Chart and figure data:
•••
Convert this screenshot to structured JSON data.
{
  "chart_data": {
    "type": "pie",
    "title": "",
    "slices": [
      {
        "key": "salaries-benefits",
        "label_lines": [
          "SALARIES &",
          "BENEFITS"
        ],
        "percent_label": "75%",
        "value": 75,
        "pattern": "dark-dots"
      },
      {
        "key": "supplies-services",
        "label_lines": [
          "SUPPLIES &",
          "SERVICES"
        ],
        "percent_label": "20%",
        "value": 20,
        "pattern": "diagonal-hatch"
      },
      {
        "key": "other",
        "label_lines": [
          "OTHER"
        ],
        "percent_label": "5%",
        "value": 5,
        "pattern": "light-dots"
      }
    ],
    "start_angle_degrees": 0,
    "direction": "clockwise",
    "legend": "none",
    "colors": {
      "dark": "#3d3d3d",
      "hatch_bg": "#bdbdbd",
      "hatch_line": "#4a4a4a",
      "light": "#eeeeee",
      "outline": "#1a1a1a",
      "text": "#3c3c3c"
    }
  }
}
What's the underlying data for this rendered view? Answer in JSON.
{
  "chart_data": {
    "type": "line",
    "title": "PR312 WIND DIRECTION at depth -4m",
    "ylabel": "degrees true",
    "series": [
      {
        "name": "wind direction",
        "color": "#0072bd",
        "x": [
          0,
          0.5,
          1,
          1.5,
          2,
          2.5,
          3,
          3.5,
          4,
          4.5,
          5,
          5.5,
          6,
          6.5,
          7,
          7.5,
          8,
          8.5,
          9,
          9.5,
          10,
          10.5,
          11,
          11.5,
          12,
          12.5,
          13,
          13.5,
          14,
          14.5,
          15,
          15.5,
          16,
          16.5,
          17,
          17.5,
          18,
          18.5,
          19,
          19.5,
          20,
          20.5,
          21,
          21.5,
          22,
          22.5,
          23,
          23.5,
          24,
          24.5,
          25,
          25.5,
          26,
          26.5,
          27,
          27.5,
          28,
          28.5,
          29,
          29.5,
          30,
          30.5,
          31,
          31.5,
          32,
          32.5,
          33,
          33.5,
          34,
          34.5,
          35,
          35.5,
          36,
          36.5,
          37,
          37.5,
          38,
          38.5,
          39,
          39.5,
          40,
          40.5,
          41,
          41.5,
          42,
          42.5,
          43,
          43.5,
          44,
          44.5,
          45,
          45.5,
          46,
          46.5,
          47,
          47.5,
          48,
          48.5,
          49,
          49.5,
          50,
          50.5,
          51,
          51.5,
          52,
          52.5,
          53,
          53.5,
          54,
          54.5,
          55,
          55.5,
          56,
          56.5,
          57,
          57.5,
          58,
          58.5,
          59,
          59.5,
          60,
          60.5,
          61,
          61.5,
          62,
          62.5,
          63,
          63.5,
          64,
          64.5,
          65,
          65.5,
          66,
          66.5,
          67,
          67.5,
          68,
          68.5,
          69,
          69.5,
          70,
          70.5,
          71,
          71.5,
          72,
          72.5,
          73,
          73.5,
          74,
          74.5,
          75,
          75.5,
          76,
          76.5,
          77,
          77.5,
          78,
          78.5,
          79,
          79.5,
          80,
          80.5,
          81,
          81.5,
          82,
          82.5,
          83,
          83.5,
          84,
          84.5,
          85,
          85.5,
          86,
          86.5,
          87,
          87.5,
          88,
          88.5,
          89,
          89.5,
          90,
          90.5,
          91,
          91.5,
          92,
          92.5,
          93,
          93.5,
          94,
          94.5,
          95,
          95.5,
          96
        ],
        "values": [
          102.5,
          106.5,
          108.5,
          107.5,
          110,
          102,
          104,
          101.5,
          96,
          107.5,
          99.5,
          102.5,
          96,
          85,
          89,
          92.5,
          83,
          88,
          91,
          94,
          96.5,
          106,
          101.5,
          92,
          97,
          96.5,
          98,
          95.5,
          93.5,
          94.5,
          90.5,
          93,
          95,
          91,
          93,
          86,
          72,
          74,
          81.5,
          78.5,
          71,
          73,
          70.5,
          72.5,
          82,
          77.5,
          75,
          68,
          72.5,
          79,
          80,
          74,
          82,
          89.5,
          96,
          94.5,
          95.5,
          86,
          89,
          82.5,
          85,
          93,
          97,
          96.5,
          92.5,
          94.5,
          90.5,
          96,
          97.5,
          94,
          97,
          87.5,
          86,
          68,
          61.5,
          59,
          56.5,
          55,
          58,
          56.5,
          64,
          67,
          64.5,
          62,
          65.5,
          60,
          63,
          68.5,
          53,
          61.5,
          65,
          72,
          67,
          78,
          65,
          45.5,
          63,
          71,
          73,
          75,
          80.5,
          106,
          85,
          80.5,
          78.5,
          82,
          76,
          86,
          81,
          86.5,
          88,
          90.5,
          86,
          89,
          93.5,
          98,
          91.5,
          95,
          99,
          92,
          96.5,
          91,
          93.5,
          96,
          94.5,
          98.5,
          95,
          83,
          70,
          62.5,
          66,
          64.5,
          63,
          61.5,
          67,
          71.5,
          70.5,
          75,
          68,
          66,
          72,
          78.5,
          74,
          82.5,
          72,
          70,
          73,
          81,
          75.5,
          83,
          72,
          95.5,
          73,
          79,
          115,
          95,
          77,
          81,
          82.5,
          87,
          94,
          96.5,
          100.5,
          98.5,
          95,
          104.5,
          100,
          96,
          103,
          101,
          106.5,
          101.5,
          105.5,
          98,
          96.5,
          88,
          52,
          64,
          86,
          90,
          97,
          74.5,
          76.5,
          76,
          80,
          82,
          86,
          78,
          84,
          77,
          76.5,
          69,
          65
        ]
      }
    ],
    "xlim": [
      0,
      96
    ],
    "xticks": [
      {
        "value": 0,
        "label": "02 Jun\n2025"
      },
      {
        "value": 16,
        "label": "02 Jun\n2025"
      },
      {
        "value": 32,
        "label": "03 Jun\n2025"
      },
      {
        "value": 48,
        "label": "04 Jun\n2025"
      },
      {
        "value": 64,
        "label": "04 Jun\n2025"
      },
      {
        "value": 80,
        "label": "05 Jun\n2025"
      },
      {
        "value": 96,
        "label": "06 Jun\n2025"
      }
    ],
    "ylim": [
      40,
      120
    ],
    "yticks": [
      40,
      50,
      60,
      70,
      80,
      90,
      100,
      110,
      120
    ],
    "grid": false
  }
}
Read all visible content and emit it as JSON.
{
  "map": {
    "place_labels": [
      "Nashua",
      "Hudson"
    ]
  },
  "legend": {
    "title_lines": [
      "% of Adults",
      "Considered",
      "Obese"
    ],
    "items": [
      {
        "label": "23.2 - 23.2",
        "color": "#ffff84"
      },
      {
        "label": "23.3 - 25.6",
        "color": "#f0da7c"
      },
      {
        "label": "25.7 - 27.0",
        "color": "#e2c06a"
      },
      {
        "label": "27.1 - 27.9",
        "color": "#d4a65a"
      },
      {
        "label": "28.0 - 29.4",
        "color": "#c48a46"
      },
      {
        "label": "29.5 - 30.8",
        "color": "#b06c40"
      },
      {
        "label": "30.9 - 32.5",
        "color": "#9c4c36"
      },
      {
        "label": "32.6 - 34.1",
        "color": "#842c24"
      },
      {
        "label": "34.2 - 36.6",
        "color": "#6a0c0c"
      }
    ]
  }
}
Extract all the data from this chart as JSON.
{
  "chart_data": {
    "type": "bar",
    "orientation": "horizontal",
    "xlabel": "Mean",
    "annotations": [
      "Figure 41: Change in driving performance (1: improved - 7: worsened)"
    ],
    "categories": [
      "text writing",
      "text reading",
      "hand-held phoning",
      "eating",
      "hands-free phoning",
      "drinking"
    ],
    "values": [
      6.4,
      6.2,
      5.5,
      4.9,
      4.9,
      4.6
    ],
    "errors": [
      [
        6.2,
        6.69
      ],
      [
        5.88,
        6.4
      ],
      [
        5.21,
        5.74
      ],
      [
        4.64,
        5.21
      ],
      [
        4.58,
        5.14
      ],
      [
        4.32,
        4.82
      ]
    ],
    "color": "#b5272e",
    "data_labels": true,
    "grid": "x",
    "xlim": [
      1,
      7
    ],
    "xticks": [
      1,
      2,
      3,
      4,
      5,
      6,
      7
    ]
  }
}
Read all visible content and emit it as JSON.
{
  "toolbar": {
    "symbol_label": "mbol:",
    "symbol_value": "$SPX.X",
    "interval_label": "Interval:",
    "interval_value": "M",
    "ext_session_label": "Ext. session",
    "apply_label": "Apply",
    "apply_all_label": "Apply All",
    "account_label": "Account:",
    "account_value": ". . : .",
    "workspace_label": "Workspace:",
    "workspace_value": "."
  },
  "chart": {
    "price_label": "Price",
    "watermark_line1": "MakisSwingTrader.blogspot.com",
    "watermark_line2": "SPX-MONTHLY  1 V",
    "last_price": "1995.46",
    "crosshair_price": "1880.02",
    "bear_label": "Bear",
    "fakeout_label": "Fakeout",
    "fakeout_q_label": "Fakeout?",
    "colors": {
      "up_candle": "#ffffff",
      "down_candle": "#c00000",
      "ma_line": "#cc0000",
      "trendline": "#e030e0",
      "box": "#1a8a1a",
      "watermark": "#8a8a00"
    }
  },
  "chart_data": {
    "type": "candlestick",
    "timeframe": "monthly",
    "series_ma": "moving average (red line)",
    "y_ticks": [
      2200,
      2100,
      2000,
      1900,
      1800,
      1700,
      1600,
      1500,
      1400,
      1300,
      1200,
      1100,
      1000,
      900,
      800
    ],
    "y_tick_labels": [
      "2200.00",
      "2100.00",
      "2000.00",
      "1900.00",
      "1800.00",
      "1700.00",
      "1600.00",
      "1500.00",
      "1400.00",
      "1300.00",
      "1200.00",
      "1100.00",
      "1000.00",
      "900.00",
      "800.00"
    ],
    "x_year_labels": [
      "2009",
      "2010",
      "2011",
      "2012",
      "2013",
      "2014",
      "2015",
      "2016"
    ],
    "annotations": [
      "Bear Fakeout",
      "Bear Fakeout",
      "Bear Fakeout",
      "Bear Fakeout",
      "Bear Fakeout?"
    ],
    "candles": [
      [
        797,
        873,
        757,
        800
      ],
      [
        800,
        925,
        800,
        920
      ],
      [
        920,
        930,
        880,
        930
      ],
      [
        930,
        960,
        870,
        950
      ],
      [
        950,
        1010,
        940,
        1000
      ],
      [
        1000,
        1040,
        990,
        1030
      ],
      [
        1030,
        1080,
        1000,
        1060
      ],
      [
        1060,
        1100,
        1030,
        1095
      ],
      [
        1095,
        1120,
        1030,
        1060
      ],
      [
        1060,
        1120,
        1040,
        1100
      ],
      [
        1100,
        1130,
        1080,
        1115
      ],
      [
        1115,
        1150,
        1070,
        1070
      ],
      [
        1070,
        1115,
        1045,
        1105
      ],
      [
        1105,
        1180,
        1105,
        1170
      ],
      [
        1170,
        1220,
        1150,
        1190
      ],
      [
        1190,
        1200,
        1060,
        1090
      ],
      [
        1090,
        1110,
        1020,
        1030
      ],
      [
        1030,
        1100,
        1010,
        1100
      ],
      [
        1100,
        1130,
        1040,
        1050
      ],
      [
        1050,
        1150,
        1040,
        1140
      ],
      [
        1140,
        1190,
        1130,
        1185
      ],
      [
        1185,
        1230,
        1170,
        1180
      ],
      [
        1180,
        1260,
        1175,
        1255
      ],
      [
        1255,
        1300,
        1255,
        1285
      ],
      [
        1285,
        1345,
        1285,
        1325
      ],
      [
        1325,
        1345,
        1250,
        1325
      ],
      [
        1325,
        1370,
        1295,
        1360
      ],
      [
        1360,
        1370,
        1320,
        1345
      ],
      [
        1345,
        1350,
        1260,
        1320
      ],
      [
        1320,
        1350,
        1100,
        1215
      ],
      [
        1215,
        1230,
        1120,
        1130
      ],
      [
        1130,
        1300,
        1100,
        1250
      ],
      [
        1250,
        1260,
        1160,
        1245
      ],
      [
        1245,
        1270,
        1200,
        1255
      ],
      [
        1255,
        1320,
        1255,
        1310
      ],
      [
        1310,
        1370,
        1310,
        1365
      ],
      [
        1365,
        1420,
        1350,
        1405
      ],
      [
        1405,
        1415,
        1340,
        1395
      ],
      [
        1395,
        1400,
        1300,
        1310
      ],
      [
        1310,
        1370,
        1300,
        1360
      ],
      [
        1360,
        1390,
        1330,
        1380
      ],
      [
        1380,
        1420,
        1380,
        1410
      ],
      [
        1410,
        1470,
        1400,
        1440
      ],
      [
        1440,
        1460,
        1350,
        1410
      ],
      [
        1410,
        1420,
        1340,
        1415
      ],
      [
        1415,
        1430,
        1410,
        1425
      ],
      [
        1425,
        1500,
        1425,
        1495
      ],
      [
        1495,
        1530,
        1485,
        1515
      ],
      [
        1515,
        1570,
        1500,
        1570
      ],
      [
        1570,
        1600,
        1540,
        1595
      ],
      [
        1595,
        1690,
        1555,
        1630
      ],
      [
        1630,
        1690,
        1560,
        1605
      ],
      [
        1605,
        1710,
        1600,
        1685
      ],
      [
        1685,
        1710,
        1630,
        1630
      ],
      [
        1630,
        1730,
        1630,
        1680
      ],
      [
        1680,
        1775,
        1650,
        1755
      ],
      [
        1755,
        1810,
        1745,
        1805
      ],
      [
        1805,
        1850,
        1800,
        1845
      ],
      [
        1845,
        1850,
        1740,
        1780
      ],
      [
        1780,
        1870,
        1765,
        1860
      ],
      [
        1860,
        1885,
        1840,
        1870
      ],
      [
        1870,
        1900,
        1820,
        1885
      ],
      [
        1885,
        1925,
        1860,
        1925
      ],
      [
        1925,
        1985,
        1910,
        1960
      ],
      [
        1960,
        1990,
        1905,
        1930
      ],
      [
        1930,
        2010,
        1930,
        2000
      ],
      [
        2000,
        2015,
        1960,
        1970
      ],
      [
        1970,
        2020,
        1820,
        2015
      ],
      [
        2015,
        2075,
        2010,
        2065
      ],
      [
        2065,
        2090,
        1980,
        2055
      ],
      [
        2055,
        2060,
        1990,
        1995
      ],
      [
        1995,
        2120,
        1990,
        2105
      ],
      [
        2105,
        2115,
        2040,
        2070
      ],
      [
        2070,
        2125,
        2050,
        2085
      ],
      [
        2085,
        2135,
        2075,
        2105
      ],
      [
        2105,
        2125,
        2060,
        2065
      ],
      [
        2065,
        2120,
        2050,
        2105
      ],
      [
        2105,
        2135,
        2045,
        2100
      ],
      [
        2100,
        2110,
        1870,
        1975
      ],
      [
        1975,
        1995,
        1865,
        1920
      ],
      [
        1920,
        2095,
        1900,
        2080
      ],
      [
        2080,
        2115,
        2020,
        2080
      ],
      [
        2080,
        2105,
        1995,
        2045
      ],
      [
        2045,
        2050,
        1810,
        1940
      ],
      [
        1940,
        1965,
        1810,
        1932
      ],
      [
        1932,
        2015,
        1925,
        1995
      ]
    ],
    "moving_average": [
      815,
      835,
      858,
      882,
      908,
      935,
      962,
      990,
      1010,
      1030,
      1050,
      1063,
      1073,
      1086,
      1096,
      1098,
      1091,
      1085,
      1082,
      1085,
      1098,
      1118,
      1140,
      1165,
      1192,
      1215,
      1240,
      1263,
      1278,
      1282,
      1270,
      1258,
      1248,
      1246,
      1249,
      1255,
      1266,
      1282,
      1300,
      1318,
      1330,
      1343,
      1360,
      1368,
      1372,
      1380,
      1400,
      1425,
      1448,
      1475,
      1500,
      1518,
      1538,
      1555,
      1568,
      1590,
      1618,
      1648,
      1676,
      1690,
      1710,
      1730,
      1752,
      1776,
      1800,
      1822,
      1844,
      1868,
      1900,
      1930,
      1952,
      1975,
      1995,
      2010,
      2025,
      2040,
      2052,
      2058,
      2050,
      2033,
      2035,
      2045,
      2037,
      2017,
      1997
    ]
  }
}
•••
Count every line in the entries above where the word "JSON" appears; respond with the number alone.

### OUTPUT FOR THIS EXERCISE
5